Set exercise: Using the data below, determine the number of lines that include the string "name". Write only that number.
*****
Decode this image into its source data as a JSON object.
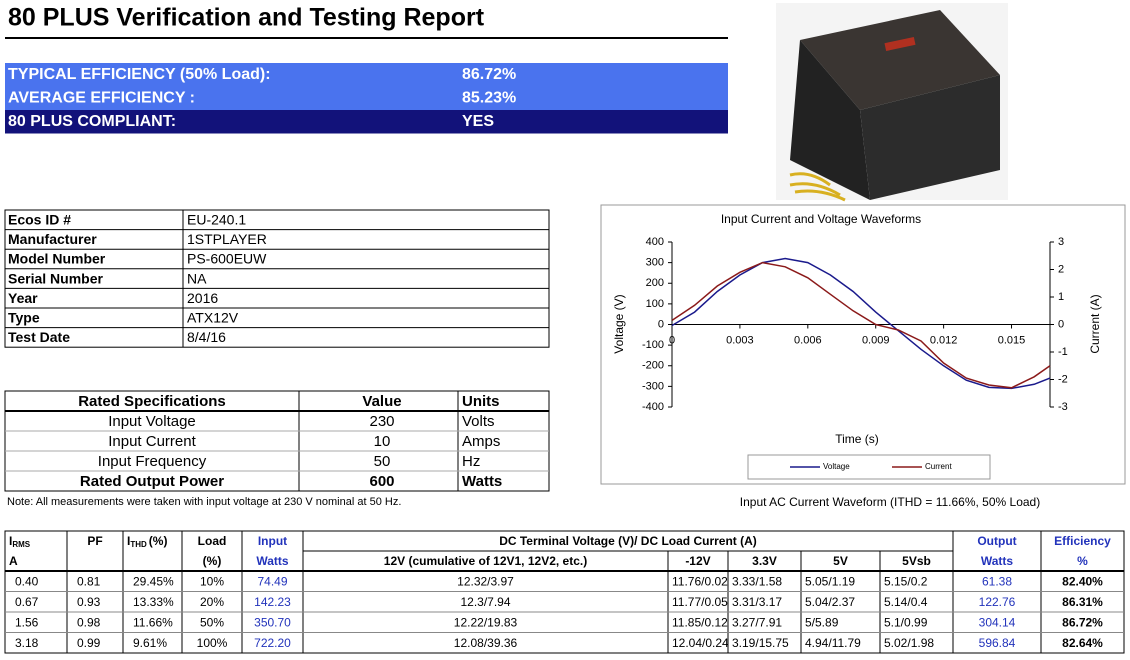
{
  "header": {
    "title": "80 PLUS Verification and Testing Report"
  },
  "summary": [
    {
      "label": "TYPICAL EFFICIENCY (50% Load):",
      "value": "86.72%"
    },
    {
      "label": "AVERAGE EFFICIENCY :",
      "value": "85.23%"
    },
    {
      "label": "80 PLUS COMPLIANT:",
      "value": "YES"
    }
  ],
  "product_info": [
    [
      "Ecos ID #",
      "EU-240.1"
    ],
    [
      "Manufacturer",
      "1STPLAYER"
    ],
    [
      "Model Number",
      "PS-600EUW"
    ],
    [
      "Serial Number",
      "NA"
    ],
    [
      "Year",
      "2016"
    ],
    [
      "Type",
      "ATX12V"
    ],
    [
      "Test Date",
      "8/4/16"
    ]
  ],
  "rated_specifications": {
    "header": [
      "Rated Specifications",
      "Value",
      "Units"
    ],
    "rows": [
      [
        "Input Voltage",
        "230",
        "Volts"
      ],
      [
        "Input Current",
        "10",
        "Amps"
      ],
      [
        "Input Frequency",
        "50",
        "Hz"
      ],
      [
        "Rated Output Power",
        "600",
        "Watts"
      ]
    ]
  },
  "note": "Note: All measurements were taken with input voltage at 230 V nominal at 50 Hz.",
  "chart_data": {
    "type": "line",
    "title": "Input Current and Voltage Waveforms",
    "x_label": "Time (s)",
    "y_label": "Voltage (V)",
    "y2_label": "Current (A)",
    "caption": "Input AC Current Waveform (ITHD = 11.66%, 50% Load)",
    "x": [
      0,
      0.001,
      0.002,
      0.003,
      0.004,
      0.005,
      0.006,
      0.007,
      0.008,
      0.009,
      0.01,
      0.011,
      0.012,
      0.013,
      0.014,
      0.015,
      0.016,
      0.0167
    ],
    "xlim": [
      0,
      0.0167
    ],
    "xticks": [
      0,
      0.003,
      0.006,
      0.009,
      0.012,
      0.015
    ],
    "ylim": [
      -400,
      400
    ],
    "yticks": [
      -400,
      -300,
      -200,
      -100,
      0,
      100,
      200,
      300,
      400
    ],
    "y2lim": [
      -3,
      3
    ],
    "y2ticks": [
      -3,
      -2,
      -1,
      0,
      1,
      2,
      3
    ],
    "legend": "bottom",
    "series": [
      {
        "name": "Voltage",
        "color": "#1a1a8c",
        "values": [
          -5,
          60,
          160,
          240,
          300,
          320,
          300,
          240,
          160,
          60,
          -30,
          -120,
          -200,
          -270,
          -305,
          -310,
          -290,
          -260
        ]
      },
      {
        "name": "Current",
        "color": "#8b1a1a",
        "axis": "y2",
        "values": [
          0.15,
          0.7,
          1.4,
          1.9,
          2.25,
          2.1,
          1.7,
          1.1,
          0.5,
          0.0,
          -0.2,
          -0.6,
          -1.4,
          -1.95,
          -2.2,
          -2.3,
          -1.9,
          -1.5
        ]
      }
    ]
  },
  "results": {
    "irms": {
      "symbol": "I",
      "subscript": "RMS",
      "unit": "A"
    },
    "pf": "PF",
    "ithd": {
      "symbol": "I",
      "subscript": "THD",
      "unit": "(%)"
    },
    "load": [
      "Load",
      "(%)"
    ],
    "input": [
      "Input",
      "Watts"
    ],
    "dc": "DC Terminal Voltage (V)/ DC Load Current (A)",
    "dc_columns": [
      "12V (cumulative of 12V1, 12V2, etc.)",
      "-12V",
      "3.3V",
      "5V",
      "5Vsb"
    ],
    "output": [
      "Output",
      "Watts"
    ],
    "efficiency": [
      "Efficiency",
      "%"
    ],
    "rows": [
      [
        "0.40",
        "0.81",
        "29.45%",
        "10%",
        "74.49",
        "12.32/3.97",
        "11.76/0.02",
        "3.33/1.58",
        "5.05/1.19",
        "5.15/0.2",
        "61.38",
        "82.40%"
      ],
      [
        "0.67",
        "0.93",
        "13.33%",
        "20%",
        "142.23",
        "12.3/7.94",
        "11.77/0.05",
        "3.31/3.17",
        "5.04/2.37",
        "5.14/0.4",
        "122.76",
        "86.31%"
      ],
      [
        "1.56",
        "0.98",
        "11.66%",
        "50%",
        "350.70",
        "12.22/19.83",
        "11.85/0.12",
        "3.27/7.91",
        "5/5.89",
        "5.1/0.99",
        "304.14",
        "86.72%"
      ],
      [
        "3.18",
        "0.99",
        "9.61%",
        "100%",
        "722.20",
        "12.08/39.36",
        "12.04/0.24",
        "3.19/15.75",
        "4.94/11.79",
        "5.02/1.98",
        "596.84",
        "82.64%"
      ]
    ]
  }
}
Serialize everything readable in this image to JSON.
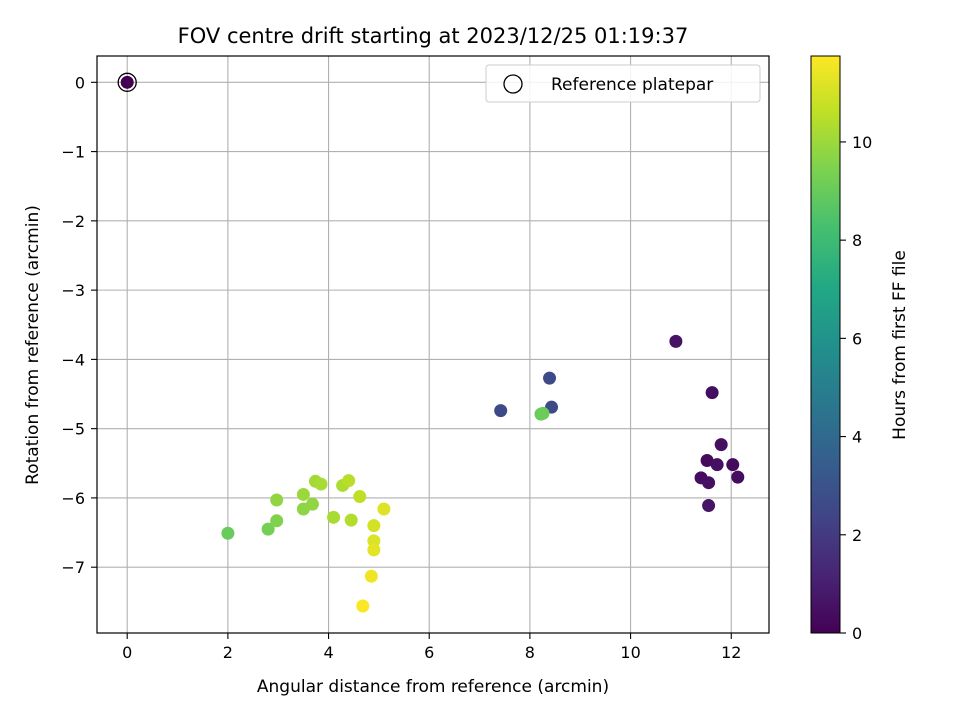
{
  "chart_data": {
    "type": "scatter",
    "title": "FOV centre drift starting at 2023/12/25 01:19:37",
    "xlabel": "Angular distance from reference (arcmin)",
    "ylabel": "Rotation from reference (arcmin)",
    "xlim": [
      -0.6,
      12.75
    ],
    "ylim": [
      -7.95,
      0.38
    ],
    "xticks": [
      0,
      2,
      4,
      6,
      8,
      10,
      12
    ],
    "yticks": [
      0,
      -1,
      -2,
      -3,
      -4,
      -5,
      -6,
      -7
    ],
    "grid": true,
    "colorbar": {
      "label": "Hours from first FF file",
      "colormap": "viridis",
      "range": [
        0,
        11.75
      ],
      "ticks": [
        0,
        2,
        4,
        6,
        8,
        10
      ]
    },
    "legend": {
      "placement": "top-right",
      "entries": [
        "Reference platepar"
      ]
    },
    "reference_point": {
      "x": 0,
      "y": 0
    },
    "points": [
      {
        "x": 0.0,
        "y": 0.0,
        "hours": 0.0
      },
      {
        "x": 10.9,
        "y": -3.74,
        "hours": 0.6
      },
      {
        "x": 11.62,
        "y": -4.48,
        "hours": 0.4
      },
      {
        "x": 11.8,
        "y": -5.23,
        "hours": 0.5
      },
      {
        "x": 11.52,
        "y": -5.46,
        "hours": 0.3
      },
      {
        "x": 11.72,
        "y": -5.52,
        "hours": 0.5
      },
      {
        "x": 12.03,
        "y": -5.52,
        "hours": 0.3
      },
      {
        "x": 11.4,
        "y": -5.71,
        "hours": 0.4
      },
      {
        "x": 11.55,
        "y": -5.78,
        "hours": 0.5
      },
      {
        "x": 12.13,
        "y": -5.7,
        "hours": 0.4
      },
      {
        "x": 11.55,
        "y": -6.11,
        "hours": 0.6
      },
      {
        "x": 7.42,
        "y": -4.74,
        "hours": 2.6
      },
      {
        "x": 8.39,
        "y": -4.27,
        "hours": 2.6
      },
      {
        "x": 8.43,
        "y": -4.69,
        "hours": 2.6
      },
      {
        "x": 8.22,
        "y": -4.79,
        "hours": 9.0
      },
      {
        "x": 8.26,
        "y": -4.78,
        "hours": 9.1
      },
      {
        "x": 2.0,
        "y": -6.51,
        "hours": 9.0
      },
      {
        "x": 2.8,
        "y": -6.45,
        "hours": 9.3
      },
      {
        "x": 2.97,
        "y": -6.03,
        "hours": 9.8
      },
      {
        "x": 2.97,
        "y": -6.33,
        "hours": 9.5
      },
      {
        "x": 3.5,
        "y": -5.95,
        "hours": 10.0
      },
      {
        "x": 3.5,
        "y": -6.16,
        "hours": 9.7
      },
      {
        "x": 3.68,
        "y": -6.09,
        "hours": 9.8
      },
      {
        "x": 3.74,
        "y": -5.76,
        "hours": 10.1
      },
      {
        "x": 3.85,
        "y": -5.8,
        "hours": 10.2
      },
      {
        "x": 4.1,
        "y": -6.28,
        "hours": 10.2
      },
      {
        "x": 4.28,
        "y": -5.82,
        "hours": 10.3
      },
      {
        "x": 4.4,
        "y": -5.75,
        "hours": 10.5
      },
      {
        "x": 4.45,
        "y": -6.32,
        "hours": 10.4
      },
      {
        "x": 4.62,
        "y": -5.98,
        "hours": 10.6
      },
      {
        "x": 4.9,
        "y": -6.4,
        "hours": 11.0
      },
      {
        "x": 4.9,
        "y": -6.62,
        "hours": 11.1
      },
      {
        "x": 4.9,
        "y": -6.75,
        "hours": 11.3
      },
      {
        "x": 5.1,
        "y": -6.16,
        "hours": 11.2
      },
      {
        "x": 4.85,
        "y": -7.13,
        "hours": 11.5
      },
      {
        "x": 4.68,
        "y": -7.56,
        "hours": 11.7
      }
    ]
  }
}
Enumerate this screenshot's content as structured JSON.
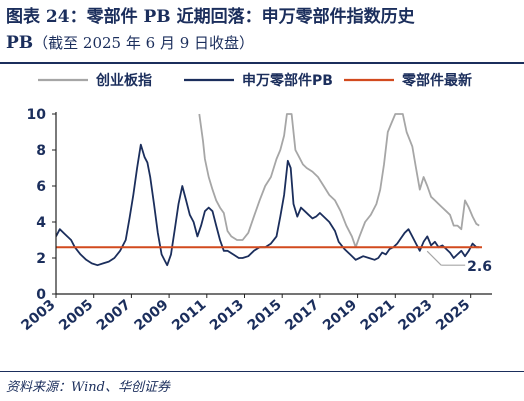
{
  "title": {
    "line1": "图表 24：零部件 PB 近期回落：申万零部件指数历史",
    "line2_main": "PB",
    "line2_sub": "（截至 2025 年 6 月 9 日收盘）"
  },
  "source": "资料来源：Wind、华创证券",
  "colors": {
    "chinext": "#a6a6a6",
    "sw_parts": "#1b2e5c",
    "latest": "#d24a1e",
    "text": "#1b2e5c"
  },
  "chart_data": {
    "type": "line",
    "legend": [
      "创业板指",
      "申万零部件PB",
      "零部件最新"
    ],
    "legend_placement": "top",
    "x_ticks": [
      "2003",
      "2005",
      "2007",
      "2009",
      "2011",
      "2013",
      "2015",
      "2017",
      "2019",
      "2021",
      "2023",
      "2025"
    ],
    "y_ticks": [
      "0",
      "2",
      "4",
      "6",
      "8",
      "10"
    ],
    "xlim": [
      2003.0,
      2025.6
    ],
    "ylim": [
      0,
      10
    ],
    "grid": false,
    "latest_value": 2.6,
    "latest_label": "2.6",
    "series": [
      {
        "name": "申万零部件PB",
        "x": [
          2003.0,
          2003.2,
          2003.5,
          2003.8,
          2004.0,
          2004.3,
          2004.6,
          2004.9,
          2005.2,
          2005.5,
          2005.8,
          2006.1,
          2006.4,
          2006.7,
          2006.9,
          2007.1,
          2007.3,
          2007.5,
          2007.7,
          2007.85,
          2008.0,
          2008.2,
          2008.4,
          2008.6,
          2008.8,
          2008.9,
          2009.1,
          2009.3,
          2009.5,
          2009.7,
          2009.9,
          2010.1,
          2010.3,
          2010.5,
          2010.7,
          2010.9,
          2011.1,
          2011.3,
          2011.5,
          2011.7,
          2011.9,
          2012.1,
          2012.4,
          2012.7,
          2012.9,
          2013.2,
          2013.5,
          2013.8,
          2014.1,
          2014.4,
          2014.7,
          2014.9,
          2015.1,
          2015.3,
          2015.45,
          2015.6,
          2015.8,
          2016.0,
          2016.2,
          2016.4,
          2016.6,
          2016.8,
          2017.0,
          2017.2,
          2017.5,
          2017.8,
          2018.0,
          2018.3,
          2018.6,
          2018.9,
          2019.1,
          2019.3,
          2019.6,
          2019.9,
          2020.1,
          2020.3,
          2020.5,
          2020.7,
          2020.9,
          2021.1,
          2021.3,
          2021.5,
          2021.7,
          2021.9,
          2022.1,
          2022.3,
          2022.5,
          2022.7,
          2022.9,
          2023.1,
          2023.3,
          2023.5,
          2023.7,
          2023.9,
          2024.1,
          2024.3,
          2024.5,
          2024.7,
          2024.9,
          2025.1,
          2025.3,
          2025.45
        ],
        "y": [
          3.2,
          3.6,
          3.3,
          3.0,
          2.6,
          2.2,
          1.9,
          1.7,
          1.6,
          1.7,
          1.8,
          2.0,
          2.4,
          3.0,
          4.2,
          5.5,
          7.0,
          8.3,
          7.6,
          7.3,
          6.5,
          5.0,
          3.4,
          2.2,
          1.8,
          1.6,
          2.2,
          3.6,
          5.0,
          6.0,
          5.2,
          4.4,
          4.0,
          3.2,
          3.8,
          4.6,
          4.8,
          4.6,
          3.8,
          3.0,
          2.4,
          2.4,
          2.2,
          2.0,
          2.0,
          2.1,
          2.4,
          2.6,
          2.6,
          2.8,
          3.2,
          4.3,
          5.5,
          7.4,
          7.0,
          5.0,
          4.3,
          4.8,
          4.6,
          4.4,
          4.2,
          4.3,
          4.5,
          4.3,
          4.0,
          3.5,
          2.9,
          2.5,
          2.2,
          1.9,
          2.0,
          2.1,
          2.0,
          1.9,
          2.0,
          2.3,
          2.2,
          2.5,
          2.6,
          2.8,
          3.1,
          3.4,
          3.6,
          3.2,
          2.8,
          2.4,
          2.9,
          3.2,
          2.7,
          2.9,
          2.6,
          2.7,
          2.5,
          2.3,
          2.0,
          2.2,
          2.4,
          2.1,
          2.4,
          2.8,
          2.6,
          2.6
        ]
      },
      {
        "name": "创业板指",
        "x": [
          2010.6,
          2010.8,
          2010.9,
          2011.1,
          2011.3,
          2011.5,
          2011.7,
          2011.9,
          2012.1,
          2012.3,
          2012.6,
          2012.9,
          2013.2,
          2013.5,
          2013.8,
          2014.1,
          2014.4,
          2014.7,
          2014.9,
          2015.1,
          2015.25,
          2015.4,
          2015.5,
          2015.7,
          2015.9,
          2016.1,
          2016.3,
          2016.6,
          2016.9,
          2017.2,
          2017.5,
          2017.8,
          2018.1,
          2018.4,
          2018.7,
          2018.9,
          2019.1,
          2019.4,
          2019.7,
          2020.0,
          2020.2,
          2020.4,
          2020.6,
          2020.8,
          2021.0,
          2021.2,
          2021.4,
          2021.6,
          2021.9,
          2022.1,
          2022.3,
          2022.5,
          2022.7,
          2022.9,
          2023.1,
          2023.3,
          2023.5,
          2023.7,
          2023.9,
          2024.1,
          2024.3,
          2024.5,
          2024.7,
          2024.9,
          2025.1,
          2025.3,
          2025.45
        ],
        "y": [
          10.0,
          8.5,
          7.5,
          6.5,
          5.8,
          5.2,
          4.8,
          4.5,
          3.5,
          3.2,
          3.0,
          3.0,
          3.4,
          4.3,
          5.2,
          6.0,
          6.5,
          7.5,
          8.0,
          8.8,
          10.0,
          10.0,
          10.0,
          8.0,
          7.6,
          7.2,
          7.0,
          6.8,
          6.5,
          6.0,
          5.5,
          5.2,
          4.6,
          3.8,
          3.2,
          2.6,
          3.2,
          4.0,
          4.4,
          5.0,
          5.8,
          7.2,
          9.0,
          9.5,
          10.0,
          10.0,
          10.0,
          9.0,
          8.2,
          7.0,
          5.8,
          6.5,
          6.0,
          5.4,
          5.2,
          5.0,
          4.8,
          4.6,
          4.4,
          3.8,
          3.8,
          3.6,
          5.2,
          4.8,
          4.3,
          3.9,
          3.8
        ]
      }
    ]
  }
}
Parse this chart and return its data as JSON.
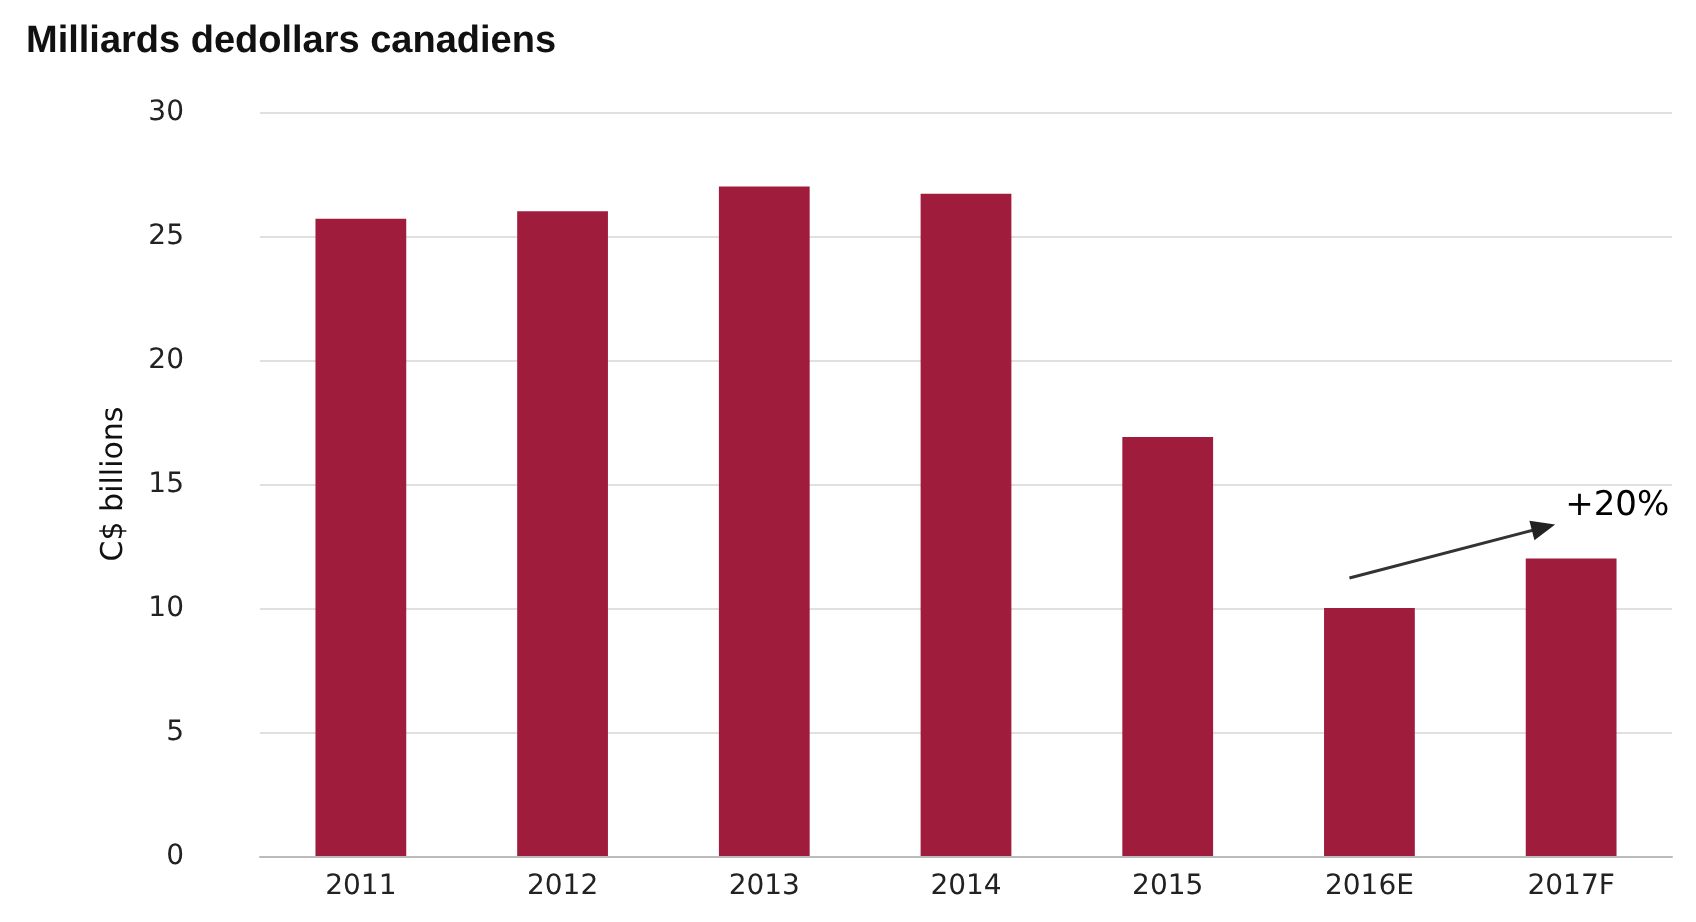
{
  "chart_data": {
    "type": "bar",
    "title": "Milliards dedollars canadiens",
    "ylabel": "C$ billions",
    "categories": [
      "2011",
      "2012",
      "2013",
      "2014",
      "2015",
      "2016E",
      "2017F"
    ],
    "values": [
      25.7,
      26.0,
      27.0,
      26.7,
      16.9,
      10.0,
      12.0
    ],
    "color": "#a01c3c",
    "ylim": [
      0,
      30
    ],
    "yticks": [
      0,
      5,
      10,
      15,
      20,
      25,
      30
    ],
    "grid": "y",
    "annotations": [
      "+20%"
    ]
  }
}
*****
Result for this task: 4